MATERIAL TO PROCESS
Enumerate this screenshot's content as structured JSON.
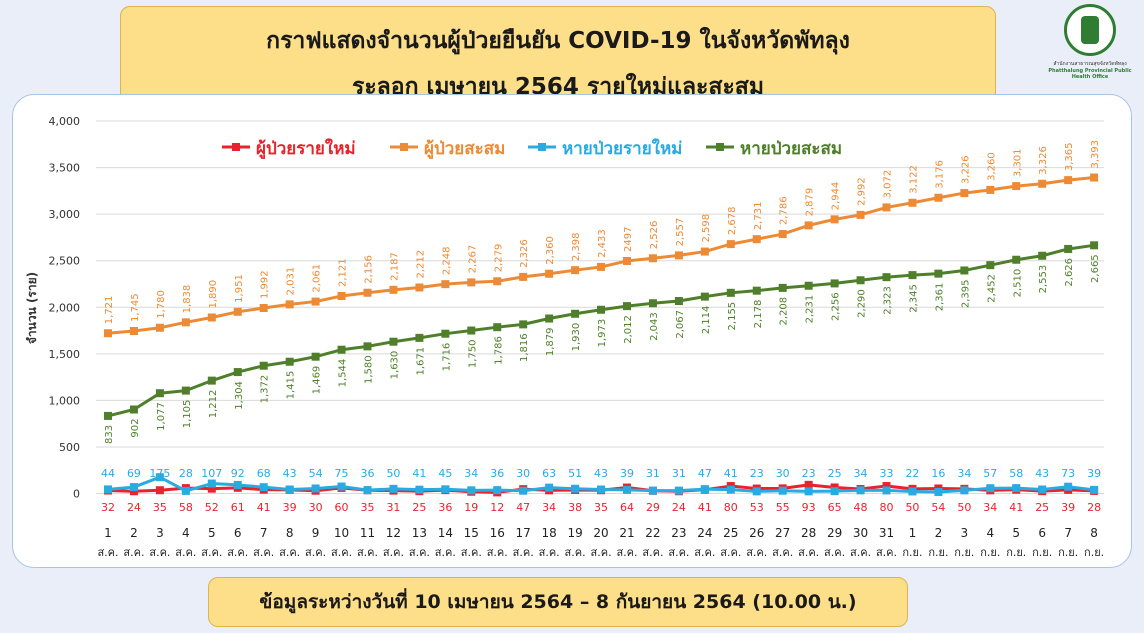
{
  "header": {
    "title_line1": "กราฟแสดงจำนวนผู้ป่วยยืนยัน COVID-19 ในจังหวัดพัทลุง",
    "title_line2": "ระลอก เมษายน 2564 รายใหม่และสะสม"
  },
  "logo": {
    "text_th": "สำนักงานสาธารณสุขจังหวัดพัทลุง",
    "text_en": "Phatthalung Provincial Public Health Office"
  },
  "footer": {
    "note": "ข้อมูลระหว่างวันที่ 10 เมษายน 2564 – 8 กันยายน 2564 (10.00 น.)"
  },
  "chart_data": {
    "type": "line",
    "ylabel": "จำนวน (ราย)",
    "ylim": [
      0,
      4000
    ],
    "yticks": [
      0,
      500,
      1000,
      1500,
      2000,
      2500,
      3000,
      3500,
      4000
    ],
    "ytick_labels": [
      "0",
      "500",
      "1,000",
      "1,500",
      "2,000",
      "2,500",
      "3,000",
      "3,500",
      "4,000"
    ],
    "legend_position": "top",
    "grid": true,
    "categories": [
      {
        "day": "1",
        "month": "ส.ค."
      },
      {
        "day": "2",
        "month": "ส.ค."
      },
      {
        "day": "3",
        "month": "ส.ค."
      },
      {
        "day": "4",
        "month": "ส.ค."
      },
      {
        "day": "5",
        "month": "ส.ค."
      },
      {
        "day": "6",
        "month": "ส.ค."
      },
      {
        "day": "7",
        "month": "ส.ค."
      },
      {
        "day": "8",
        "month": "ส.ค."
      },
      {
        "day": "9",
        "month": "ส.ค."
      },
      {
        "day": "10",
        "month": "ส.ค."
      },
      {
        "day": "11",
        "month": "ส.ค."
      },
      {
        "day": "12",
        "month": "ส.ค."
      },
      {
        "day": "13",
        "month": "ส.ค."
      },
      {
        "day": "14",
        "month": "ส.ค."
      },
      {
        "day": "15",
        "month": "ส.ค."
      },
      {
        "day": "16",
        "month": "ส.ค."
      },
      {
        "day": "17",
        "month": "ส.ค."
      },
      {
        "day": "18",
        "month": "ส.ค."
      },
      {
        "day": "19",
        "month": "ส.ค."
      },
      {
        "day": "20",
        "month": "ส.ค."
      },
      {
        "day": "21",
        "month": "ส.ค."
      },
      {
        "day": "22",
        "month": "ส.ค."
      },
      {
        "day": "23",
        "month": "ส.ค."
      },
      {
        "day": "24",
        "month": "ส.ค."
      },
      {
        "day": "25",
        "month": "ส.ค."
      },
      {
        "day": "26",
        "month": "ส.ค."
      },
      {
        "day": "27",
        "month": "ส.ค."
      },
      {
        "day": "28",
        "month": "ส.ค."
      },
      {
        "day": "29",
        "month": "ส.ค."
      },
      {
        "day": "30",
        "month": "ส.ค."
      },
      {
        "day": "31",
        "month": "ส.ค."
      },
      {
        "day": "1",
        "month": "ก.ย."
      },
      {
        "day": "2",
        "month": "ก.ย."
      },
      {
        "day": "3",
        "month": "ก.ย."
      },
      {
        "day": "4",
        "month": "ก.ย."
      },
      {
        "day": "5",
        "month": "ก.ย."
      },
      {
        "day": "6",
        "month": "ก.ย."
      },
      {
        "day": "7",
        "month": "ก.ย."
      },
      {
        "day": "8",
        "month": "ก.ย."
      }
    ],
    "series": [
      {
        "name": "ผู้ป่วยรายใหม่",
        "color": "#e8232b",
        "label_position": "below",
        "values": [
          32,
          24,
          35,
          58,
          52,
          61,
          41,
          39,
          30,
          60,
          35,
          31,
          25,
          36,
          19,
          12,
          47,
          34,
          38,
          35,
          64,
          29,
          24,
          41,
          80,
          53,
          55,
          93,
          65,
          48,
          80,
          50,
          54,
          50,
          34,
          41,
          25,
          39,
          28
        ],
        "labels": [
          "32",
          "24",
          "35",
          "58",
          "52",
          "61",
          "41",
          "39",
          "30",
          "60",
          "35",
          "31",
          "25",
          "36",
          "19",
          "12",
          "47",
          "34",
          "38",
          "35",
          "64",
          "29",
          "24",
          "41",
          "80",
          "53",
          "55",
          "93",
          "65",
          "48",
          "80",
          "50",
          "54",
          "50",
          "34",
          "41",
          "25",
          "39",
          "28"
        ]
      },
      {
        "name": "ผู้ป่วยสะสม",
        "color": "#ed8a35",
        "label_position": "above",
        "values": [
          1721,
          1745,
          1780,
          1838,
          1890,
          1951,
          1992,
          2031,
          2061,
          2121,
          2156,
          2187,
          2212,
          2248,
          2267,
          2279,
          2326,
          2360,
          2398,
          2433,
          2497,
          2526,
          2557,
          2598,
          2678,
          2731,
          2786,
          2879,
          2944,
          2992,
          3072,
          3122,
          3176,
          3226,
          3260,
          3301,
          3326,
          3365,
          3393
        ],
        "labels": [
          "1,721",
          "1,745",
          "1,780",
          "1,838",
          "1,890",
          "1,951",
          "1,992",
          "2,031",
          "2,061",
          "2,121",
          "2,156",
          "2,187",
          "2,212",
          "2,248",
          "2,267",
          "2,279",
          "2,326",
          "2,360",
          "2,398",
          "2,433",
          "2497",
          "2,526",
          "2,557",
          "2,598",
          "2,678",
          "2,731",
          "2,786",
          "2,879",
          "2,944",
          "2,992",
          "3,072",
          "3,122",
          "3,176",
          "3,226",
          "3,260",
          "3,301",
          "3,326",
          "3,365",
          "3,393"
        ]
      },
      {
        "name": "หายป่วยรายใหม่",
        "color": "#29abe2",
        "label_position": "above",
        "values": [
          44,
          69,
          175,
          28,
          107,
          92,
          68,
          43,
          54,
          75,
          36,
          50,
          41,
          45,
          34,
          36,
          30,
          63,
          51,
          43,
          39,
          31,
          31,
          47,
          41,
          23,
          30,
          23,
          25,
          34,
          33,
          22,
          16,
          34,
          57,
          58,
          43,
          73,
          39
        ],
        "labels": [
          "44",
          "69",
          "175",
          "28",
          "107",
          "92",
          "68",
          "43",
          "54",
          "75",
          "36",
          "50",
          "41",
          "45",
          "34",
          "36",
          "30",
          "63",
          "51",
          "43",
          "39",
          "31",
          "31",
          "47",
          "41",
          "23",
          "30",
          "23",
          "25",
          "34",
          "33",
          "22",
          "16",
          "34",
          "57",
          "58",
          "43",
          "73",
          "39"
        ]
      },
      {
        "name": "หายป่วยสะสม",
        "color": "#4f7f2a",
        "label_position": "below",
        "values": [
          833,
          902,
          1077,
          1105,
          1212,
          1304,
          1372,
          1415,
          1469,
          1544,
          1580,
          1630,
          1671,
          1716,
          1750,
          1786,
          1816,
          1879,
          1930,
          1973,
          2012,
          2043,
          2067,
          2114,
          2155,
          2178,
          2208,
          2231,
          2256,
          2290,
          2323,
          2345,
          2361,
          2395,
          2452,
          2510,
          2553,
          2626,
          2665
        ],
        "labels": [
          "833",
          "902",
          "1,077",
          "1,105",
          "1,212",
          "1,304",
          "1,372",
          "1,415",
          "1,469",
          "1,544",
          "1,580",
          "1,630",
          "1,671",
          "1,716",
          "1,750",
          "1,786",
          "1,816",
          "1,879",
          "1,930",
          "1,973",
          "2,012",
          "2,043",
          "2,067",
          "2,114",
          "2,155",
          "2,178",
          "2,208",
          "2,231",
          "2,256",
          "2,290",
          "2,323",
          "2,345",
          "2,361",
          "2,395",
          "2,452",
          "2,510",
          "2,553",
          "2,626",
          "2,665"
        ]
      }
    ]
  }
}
---
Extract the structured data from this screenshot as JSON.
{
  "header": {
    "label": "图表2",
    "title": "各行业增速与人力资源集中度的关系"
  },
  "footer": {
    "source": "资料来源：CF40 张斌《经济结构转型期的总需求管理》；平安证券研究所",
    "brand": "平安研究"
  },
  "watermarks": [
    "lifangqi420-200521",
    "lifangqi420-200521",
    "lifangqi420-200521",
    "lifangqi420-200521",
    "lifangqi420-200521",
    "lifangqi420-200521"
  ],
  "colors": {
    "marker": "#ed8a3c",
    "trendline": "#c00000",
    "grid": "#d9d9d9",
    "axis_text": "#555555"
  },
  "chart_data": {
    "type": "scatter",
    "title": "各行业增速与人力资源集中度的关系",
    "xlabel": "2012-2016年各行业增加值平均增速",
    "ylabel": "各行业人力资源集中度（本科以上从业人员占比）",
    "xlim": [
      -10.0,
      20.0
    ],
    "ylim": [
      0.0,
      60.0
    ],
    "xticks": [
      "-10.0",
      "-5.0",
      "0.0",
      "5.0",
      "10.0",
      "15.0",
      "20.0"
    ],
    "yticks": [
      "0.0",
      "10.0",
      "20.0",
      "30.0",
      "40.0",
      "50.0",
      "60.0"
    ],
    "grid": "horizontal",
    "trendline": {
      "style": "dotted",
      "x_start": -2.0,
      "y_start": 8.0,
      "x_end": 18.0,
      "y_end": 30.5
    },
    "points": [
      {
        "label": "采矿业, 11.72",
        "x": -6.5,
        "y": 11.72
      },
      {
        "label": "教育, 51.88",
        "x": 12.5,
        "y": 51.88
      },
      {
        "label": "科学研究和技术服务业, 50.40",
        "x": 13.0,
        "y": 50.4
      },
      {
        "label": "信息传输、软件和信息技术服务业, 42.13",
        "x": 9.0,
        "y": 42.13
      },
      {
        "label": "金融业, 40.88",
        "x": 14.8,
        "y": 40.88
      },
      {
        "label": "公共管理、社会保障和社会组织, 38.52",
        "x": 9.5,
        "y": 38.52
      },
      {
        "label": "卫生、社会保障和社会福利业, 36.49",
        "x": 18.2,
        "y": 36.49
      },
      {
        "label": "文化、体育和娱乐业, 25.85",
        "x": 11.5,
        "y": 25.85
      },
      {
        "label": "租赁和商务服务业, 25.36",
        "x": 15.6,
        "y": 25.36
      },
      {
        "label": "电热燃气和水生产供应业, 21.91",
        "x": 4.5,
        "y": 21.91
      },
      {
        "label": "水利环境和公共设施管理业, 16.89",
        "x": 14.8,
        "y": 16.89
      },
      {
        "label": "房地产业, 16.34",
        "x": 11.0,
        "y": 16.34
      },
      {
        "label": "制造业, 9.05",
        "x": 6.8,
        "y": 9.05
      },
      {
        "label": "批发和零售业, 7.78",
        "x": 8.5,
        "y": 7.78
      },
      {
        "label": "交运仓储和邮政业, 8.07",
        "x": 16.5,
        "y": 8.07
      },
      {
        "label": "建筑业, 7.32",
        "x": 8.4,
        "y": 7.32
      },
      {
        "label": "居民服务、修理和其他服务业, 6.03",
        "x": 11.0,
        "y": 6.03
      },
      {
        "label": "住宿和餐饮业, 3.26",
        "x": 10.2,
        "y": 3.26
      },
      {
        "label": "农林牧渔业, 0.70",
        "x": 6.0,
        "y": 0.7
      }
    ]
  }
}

WHAT IS EXPECTED
Identify each line holding the string "screenshot", and copy it out.

SOLUTION
Enumerate this screenshot's content as structured JSON.
Extract the structured data from this screenshot as JSON.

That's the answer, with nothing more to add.